**What is expected**. Each line that includes the word "title" counts once; give the total and nothing more.

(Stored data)
● ● ● ● ●
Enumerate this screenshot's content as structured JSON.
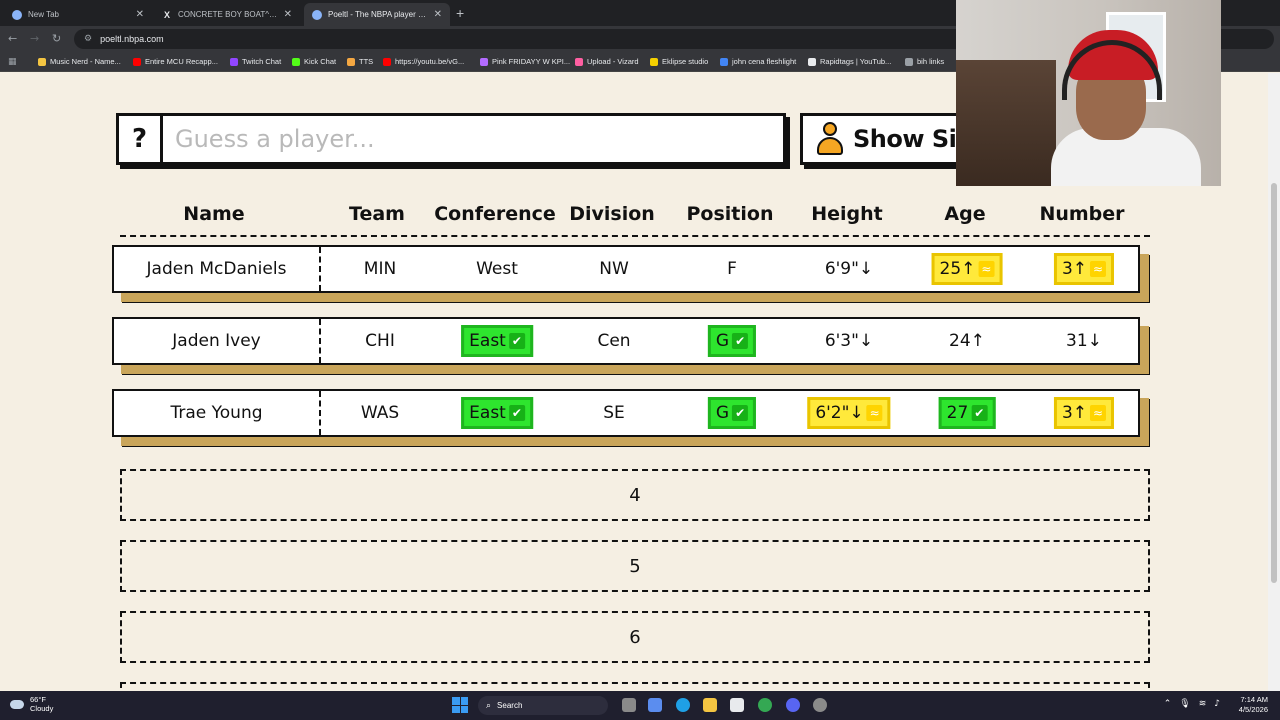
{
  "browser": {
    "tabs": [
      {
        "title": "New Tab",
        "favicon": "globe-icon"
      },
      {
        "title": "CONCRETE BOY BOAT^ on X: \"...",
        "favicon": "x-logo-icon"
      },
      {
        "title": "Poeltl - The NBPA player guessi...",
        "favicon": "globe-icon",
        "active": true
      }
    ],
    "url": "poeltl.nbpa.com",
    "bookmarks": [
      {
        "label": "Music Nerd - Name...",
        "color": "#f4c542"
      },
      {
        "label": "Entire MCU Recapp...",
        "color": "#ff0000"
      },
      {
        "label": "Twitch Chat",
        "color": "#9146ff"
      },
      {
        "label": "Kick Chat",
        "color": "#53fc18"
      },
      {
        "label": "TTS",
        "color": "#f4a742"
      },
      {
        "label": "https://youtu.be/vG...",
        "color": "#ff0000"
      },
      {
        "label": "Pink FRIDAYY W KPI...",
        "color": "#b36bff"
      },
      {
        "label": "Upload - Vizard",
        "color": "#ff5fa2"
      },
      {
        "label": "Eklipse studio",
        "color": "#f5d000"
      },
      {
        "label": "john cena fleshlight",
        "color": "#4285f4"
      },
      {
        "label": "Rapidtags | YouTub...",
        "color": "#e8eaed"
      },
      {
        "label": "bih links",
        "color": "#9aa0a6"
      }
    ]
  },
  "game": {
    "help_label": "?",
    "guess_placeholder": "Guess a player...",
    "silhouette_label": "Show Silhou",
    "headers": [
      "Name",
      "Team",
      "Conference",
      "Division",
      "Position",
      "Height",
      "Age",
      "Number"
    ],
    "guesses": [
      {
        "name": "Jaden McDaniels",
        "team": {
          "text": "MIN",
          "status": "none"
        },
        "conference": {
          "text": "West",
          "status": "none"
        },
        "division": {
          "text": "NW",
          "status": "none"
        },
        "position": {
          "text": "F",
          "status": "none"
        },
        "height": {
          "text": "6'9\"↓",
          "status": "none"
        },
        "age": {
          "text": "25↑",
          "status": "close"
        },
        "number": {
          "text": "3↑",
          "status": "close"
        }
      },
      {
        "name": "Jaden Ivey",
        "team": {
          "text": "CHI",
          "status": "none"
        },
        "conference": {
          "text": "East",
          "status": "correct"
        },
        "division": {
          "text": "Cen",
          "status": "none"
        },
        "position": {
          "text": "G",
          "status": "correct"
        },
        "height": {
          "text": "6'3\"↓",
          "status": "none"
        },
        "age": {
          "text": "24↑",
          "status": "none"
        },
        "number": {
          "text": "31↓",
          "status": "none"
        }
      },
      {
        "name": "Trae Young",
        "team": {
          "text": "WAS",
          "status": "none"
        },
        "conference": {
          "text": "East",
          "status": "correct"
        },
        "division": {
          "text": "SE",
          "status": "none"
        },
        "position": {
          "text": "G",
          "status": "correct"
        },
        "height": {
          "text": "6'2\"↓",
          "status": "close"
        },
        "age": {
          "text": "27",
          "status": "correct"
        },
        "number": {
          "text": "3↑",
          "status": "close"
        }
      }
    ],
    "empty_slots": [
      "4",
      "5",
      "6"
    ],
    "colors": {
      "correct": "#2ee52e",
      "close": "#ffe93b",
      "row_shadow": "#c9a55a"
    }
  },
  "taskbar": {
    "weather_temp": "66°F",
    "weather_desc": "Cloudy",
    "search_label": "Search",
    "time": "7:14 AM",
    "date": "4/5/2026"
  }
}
● ● ● ● ●
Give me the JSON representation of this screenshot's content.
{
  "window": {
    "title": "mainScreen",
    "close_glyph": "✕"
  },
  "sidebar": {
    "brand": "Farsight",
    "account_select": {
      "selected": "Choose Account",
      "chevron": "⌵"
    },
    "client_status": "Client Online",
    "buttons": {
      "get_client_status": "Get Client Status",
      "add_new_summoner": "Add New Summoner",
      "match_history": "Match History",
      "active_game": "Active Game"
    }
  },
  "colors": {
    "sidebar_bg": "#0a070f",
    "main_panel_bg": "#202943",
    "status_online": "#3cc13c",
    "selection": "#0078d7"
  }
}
● ● ● ● ●
**Output for this task**. 4